▶ **Given exercise**: Output all lines exactly.

▶ **Records supplied**:
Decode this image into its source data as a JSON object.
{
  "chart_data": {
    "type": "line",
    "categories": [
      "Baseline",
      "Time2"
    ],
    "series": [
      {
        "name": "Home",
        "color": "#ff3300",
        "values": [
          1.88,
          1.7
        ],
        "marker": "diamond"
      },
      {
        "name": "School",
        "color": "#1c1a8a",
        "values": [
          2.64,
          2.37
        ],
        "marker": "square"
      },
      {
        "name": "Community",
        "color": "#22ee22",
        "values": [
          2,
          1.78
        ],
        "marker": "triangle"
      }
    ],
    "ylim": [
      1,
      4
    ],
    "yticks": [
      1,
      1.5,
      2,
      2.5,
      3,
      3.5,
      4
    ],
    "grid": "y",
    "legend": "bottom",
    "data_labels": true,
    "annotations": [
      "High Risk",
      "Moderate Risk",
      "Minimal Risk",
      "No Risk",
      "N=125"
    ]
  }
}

▶ **Full answer**:
Decode this image into its source data as a JSON object.
{
  "chart_data": {
    "type": "line",
    "categories": [
      "Baseline",
      "Time2"
    ],
    "series": [
      {
        "name": "Home",
        "color": "#ff3300",
        "values": [
          1.88,
          1.7
        ],
        "marker": "diamond"
      },
      {
        "name": "School",
        "color": "#1c1a8a",
        "values": [
          2.64,
          2.37
        ],
        "marker": "square"
      },
      {
        "name": "Community",
        "color": "#22ee22",
        "values": [
          2,
          1.78
        ],
        "marker": "triangle"
      }
    ],
    "ylim": [
      1,
      4
    ],
    "yticks": [
      1,
      1.5,
      2,
      2.5,
      3,
      3.5,
      4
    ],
    "grid": "y",
    "legend": "bottom",
    "data_labels": true,
    "annotations": [
      "High Risk",
      "Moderate Risk",
      "Minimal Risk",
      "No Risk",
      "N=125"
    ]
  }
}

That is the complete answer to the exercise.